**CHALLENGE:** Transcribe the records that follow, preserving every word.

**DATASET EXTRACT:**
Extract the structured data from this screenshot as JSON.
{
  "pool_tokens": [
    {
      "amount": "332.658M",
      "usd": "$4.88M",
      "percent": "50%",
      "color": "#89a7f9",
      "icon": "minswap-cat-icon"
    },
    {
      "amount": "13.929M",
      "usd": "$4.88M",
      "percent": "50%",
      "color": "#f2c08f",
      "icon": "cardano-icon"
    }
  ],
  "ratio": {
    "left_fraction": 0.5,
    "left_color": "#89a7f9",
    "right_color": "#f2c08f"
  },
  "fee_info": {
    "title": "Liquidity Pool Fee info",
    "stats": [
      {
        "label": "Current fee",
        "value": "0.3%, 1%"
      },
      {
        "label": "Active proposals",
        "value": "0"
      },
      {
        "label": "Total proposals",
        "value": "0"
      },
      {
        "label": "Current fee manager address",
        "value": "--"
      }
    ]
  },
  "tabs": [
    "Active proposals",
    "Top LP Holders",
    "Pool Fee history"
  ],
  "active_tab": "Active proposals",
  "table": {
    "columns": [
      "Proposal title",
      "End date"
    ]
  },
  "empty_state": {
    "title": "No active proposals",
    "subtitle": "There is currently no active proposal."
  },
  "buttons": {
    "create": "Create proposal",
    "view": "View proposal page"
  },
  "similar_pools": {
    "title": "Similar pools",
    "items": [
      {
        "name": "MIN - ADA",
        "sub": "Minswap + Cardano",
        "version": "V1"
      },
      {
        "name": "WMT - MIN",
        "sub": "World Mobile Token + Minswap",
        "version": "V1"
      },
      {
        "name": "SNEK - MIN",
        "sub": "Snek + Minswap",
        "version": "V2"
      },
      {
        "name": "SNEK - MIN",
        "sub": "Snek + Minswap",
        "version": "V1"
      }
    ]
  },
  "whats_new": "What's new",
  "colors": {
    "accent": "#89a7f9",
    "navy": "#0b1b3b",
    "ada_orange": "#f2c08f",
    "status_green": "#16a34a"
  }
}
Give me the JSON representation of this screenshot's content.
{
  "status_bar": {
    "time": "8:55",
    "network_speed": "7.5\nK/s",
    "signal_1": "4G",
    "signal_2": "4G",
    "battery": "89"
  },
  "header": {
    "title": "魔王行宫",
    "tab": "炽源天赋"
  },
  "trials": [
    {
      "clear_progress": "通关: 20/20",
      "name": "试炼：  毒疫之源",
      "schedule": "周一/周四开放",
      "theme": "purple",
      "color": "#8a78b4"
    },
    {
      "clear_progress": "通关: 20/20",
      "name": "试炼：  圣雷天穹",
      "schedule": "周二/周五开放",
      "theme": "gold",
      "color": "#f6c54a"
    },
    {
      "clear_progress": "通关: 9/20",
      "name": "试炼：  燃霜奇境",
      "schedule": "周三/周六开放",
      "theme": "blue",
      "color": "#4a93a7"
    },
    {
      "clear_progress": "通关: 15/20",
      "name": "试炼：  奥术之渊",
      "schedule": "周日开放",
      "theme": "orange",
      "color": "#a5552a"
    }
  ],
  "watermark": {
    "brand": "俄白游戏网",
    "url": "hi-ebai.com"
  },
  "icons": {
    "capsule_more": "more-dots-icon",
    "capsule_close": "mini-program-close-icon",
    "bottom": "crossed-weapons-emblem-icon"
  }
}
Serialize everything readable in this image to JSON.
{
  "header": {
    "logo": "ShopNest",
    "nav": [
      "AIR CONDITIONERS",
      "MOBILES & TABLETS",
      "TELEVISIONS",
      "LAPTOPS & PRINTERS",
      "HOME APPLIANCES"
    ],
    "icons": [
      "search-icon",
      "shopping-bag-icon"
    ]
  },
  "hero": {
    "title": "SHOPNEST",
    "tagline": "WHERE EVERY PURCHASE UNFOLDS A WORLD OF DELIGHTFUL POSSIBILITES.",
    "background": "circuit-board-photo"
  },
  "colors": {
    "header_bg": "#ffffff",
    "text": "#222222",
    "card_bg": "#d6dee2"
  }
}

**FULL ANSWER:**
Extract the structured data from this screenshot as JSON.
{
  "pool_tokens": [
    {
      "amount": "332.658M",
      "usd": "$4.88M",
      "percent": "50%",
      "color": "#89a7f9",
      "icon": "minswap-cat-icon"
    },
    {
      "amount": "13.929M",
      "usd": "$4.88M",
      "percent": "50%",
      "color": "#f2c08f",
      "icon": "cardano-icon"
    }
  ],
  "ratio": {
    "left_fraction": 0.5,
    "left_color": "#89a7f9",
    "right_color": "#f2c08f"
  },
  "fee_info": {
    "title": "Liquidity Pool Fee info",
    "stats": [
      {
        "label": "Current fee",
        "value": "0.3%, 1%"
      },
      {
        "label": "Active proposals",
        "value": "0"
      },
      {
        "label": "Total proposals",
        "value": "0"
      },
      {
        "label": "Current fee manager address",
        "value": "--"
      }
    ]
  },
  "tabs": [
    "Active proposals",
    "Top LP Holders",
    "Pool Fee history"
  ],
  "active_tab": "Active proposals",
  "table": {
    "columns": [
      "Proposal title",
      "End date"
    ]
  },
  "empty_state": {
    "title": "No active proposals",
    "subtitle": "There is currently no active proposal."
  },
  "buttons": {
    "create": "Create proposal",
    "view": "View proposal page"
  },
  "similar_pools": {
    "title": "Similar pools",
    "items": [
      {
        "name": "MIN - ADA",
        "sub": "Minswap + Cardano",
        "version": "V1"
      },
      {
        "name": "WMT - MIN",
        "sub": "World Mobile Token + Minswap",
        "version": "V1"
      },
      {
        "name": "SNEK - MIN",
        "sub": "Snek + Minswap",
        "version": "V2"
      },
      {
        "name": "SNEK - MIN",
        "sub": "Snek + Minswap",
        "version": "V1"
      }
    ]
  },
  "whats_new": "What's new",
  "colors": {
    "accent": "#89a7f9",
    "navy": "#0b1b3b",
    "ada_orange": "#f2c08f",
    "status_green": "#16a34a"
  }
}
Give me the JSON representation of this screenshot's content.
{
  "status_bar": {
    "time": "8:55",
    "network_speed": "7.5\nK/s",
    "signal_1": "4G",
    "signal_2": "4G",
    "battery": "89"
  },
  "header": {
    "title": "魔王行宫",
    "tab": "炽源天赋"
  },
  "trials": [
    {
      "clear_progress": "通关: 20/20",
      "name": "试炼：  毒疫之源",
      "schedule": "周一/周四开放",
      "theme": "purple",
      "color": "#8a78b4"
    },
    {
      "clear_progress": "通关: 20/20",
      "name": "试炼：  圣雷天穹",
      "schedule": "周二/周五开放",
      "theme": "gold",
      "color": "#f6c54a"
    },
    {
      "clear_progress": "通关: 9/20",
      "name": "试炼：  燃霜奇境",
      "schedule": "周三/周六开放",
      "theme": "blue",
      "color": "#4a93a7"
    },
    {
      "clear_progress": "通关: 15/20",
      "name": "试炼：  奥术之渊",
      "schedule": "周日开放",
      "theme": "orange",
      "color": "#a5552a"
    }
  ],
  "watermark": {
    "brand": "俄白游戏网",
    "url": "hi-ebai.com"
  },
  "icons": {
    "capsule_more": "more-dots-icon",
    "capsule_close": "mini-program-close-icon",
    "bottom": "crossed-weapons-emblem-icon"
  }
}
Serialize everything readable in this image to JSON.
{
  "header": {
    "logo": "ShopNest",
    "nav": [
      "AIR CONDITIONERS",
      "MOBILES & TABLETS",
      "TELEVISIONS",
      "LAPTOPS & PRINTERS",
      "HOME APPLIANCES"
    ],
    "icons": [
      "search-icon",
      "shopping-bag-icon"
    ]
  },
  "hero": {
    "title": "SHOPNEST",
    "tagline": "WHERE EVERY PURCHASE UNFOLDS A WORLD OF DELIGHTFUL POSSIBILITES.",
    "background": "circuit-board-photo"
  },
  "colors": {
    "header_bg": "#ffffff",
    "text": "#222222",
    "card_bg": "#d6dee2"
  }
}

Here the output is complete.